# [WORK TO BE COMPLETED]
Report each line of the records below that contains the string "control", reproducing the full line. Case counts, so treat differently capitalized forms as non-matches.

# [AVAILABLE DATA]
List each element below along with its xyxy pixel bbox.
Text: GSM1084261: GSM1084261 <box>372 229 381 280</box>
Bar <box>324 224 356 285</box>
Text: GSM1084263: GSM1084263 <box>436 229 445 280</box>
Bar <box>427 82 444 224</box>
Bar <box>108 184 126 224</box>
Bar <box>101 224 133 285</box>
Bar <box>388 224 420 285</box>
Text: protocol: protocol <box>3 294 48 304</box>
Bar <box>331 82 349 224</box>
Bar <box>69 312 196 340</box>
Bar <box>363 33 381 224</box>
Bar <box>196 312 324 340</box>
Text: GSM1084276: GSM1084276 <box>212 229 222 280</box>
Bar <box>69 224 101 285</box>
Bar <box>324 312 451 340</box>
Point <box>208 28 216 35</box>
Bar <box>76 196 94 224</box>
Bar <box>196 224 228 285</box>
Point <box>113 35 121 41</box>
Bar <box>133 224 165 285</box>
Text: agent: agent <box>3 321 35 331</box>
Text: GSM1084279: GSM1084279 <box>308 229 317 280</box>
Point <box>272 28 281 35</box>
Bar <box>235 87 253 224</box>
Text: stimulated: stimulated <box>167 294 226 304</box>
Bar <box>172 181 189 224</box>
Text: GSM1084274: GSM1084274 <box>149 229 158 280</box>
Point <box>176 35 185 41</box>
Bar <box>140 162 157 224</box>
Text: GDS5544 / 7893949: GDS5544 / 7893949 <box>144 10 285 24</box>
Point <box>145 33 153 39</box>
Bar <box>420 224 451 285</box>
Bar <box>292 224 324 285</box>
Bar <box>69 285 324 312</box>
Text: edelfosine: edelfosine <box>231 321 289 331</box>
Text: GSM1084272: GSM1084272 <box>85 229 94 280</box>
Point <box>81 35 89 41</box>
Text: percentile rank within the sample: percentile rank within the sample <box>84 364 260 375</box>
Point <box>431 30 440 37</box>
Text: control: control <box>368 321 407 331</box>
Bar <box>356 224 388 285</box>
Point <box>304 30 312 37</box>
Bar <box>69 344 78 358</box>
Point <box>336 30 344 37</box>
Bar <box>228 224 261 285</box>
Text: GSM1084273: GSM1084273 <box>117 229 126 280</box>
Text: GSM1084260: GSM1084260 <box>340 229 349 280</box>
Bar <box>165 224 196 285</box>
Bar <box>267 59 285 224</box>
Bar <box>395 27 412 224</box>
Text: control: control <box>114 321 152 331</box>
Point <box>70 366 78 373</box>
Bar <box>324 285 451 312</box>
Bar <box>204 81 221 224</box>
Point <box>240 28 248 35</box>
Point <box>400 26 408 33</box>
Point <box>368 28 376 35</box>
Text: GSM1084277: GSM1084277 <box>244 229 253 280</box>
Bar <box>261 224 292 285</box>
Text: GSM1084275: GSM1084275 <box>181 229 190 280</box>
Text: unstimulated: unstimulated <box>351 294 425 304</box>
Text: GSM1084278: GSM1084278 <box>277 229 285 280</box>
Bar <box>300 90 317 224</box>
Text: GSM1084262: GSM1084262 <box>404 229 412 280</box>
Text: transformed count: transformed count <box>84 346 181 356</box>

# [TASK OUTPUT]
Text: control: control <box>368 321 407 331</box>
Text: control: control <box>114 321 152 331</box>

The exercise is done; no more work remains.